» Records from a collection:

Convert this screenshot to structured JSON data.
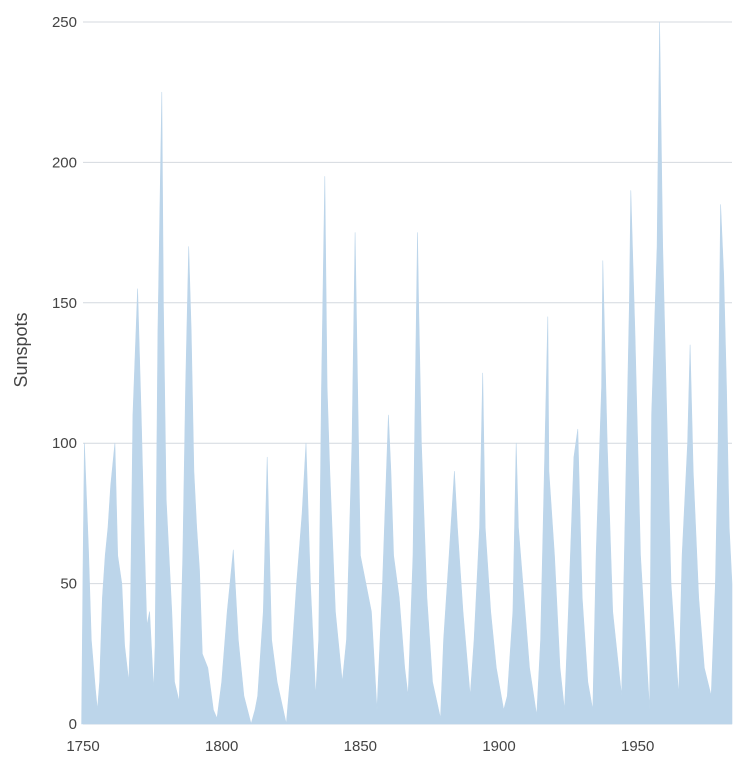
{
  "chart_data": {
    "type": "area",
    "title": "",
    "xlabel": "",
    "ylabel": "Sunspots",
    "xlim": [
      1750,
      1984
    ],
    "ylim": [
      0,
      250
    ],
    "x_ticks": [
      1750,
      1800,
      1850,
      1900,
      1950
    ],
    "y_ticks": [
      0,
      50,
      100,
      150,
      200,
      250
    ],
    "grid": "horizontal",
    "legend": "none",
    "colors": {
      "area_fill": "#bcd5ea",
      "grid": "#d4d9df",
      "axis_text": "#444444"
    },
    "series": [
      {
        "x": [
          1749.5,
          1750.5,
          1752,
          1753,
          1754.5,
          1755.2,
          1756,
          1757,
          1758,
          1759,
          1760,
          1761.5,
          1762.5,
          1764,
          1765,
          1766.5,
          1767,
          1768,
          1769.7,
          1771,
          1772,
          1773,
          1774,
          1775.5,
          1776,
          1777,
          1778.4,
          1779,
          1780,
          1781,
          1782,
          1783,
          1784.7,
          1786,
          1787,
          1788.1,
          1789,
          1790,
          1791,
          1792,
          1793,
          1795,
          1797,
          1798.3,
          1800,
          1802,
          1803,
          1804.2,
          1806,
          1808,
          1810.6,
          1812,
          1813,
          1815,
          1816.4,
          1818,
          1820,
          1823.3,
          1825,
          1827,
          1829,
          1830.4,
          1832,
          1833.9,
          1835,
          1836,
          1837.2,
          1838,
          1839,
          1841,
          1843.5,
          1845,
          1847,
          1848.1,
          1849,
          1850,
          1852,
          1854,
          1856,
          1858,
          1860.1,
          1861,
          1862,
          1864,
          1866,
          1867.2,
          1869,
          1870.6,
          1871,
          1872,
          1874,
          1876,
          1878.9,
          1880,
          1882,
          1883.9,
          1885,
          1887,
          1889.6,
          1891,
          1893,
          1894.1,
          1895,
          1897,
          1899,
          1901.7,
          1903,
          1905,
          1906.2,
          1907,
          1909,
          1911,
          1913.6,
          1915,
          1917.6,
          1918,
          1920,
          1922,
          1923.6,
          1925,
          1927,
          1928.4,
          1930,
          1932,
          1933.8,
          1935,
          1937,
          1937.4,
          1939,
          1941,
          1944.2,
          1945,
          1947,
          1947.5,
          1949,
          1951,
          1954.3,
          1955,
          1957,
          1957.9,
          1959,
          1961,
          1962,
          1964.8,
          1966,
          1968,
          1968.9,
          1970,
          1972,
          1974,
          1976.5,
          1978,
          1979,
          1979.9,
          1981,
          1982,
          1983,
          1984
        ],
        "values": [
          55,
          100,
          62,
          30,
          12,
          5,
          15,
          45,
          60,
          70,
          85,
          100,
          60,
          50,
          28,
          15,
          30,
          110,
          155,
          110,
          70,
          35,
          40,
          12,
          28,
          140,
          225,
          150,
          80,
          60,
          40,
          15,
          8,
          60,
          120,
          170,
          140,
          90,
          70,
          55,
          25,
          20,
          5,
          2,
          15,
          40,
          50,
          62,
          30,
          10,
          0,
          5,
          10,
          40,
          95,
          30,
          15,
          0,
          20,
          50,
          75,
          100,
          50,
          10,
          30,
          120,
          195,
          120,
          90,
          40,
          15,
          30,
          100,
          175,
          120,
          60,
          50,
          40,
          5,
          50,
          110,
          90,
          60,
          45,
          20,
          10,
          60,
          175,
          150,
          100,
          45,
          15,
          2,
          30,
          60,
          90,
          70,
          40,
          10,
          30,
          70,
          125,
          70,
          40,
          20,
          5,
          10,
          40,
          100,
          70,
          45,
          20,
          3,
          30,
          145,
          90,
          60,
          20,
          5,
          40,
          95,
          105,
          45,
          15,
          5,
          60,
          120,
          165,
          100,
          40,
          10,
          50,
          150,
          190,
          140,
          60,
          5,
          110,
          170,
          250,
          170,
          90,
          50,
          10,
          60,
          100,
          135,
          90,
          45,
          20,
          10,
          50,
          100,
          185,
          160,
          120,
          70,
          50
        ]
      }
    ]
  }
}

» WHAT THIS TASK INVOLVES:
Restate each line of the records exactly; pictures do not belong in the copy.

» RESULT:
Convert this screenshot to structured JSON data.
{
  "chart_data": {
    "type": "area",
    "title": "",
    "xlabel": "",
    "ylabel": "Sunspots",
    "xlim": [
      1750,
      1984
    ],
    "ylim": [
      0,
      250
    ],
    "x_ticks": [
      1750,
      1800,
      1850,
      1900,
      1950
    ],
    "y_ticks": [
      0,
      50,
      100,
      150,
      200,
      250
    ],
    "grid": "horizontal",
    "legend": "none",
    "colors": {
      "area_fill": "#bcd5ea",
      "grid": "#d4d9df",
      "axis_text": "#444444"
    },
    "series": [
      {
        "x": [
          1749.5,
          1750.5,
          1752,
          1753,
          1754.5,
          1755.2,
          1756,
          1757,
          1758,
          1759,
          1760,
          1761.5,
          1762.5,
          1764,
          1765,
          1766.5,
          1767,
          1768,
          1769.7,
          1771,
          1772,
          1773,
          1774,
          1775.5,
          1776,
          1777,
          1778.4,
          1779,
          1780,
          1781,
          1782,
          1783,
          1784.7,
          1786,
          1787,
          1788.1,
          1789,
          1790,
          1791,
          1792,
          1793,
          1795,
          1797,
          1798.3,
          1800,
          1802,
          1803,
          1804.2,
          1806,
          1808,
          1810.6,
          1812,
          1813,
          1815,
          1816.4,
          1818,
          1820,
          1823.3,
          1825,
          1827,
          1829,
          1830.4,
          1832,
          1833.9,
          1835,
          1836,
          1837.2,
          1838,
          1839,
          1841,
          1843.5,
          1845,
          1847,
          1848.1,
          1849,
          1850,
          1852,
          1854,
          1856,
          1858,
          1860.1,
          1861,
          1862,
          1864,
          1866,
          1867.2,
          1869,
          1870.6,
          1871,
          1872,
          1874,
          1876,
          1878.9,
          1880,
          1882,
          1883.9,
          1885,
          1887,
          1889.6,
          1891,
          1893,
          1894.1,
          1895,
          1897,
          1899,
          1901.7,
          1903,
          1905,
          1906.2,
          1907,
          1909,
          1911,
          1913.6,
          1915,
          1917.6,
          1918,
          1920,
          1922,
          1923.6,
          1925,
          1927,
          1928.4,
          1930,
          1932,
          1933.8,
          1935,
          1937,
          1937.4,
          1939,
          1941,
          1944.2,
          1945,
          1947,
          1947.5,
          1949,
          1951,
          1954.3,
          1955,
          1957,
          1957.9,
          1959,
          1961,
          1962,
          1964.8,
          1966,
          1968,
          1968.9,
          1970,
          1972,
          1974,
          1976.5,
          1978,
          1979,
          1979.9,
          1981,
          1982,
          1983,
          1984
        ],
        "values": [
          55,
          100,
          62,
          30,
          12,
          5,
          15,
          45,
          60,
          70,
          85,
          100,
          60,
          50,
          28,
          15,
          30,
          110,
          155,
          110,
          70,
          35,
          40,
          12,
          28,
          140,
          225,
          150,
          80,
          60,
          40,
          15,
          8,
          60,
          120,
          170,
          140,
          90,
          70,
          55,
          25,
          20,
          5,
          2,
          15,
          40,
          50,
          62,
          30,
          10,
          0,
          5,
          10,
          40,
          95,
          30,
          15,
          0,
          20,
          50,
          75,
          100,
          50,
          10,
          30,
          120,
          195,
          120,
          90,
          40,
          15,
          30,
          100,
          175,
          120,
          60,
          50,
          40,
          5,
          50,
          110,
          90,
          60,
          45,
          20,
          10,
          60,
          175,
          150,
          100,
          45,
          15,
          2,
          30,
          60,
          90,
          70,
          40,
          10,
          30,
          70,
          125,
          70,
          40,
          20,
          5,
          10,
          40,
          100,
          70,
          45,
          20,
          3,
          30,
          145,
          90,
          60,
          20,
          5,
          40,
          95,
          105,
          45,
          15,
          5,
          60,
          120,
          165,
          100,
          40,
          10,
          50,
          150,
          190,
          140,
          60,
          5,
          110,
          170,
          250,
          170,
          90,
          50,
          10,
          60,
          100,
          135,
          90,
          45,
          20,
          10,
          50,
          100,
          185,
          160,
          120,
          70,
          50
        ]
      }
    ]
  }
}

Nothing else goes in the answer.